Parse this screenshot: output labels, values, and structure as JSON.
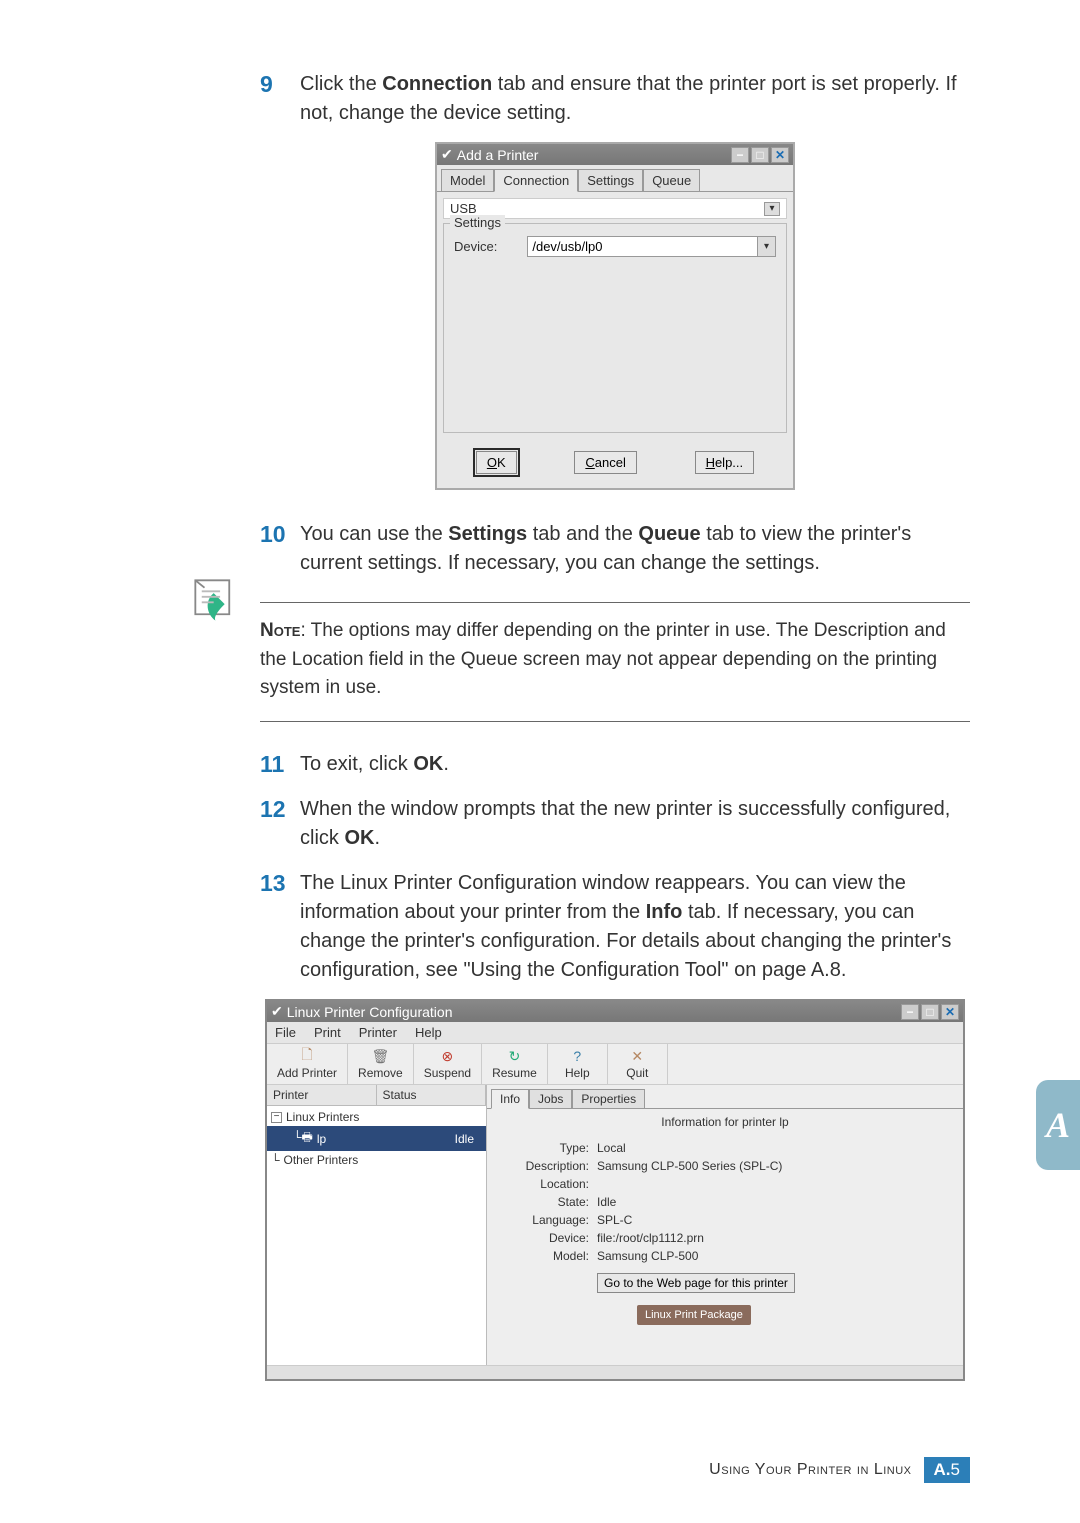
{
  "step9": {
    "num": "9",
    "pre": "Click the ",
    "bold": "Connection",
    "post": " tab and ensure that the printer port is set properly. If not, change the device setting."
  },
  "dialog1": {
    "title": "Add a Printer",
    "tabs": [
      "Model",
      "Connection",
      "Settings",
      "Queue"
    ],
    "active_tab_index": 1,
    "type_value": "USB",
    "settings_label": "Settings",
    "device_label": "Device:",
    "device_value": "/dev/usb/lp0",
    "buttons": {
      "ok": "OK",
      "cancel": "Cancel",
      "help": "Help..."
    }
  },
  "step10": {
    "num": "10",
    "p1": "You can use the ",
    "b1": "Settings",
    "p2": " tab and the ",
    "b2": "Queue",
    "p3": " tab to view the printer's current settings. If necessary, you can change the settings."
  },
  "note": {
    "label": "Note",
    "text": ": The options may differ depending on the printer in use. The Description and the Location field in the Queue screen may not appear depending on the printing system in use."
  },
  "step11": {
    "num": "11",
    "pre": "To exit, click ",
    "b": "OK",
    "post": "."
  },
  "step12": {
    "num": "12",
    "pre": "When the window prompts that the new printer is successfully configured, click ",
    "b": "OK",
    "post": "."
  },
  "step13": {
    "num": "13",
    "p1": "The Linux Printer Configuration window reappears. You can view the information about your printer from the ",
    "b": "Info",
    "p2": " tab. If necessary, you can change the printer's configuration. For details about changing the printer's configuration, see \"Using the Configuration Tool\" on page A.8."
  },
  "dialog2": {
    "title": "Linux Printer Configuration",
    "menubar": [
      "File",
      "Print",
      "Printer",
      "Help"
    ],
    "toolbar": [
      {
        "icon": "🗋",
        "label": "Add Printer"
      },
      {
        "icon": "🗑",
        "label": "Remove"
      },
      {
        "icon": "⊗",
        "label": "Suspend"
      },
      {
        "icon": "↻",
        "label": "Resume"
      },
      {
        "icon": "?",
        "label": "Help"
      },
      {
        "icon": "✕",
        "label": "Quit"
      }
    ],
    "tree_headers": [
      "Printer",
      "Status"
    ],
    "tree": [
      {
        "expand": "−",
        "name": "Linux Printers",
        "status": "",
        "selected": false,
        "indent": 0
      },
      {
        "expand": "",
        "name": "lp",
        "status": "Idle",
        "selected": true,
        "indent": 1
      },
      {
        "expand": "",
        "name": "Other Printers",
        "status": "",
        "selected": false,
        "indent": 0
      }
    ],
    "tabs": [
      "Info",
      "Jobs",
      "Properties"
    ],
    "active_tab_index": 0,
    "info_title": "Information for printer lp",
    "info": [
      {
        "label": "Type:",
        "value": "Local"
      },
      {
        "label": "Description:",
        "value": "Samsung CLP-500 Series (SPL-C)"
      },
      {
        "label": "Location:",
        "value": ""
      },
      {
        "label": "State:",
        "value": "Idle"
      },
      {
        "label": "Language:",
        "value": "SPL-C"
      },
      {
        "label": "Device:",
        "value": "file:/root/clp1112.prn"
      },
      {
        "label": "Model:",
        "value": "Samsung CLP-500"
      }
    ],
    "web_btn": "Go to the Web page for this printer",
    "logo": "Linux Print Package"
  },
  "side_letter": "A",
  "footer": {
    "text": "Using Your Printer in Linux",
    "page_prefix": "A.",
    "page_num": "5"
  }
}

■ ■ ■ ■ ■ ■ ■

### Set task
Which lines hold the word "necessary"? Show each one.

### Task answer
    "p3": " tab to view the printer's current settings. If necessary, you can change the settings."
    "p2": " tab. If necessary, you can change the printer's configuration. For details about changing the printer's configuration, see \"Using the Configuration Tool\" on page A.8."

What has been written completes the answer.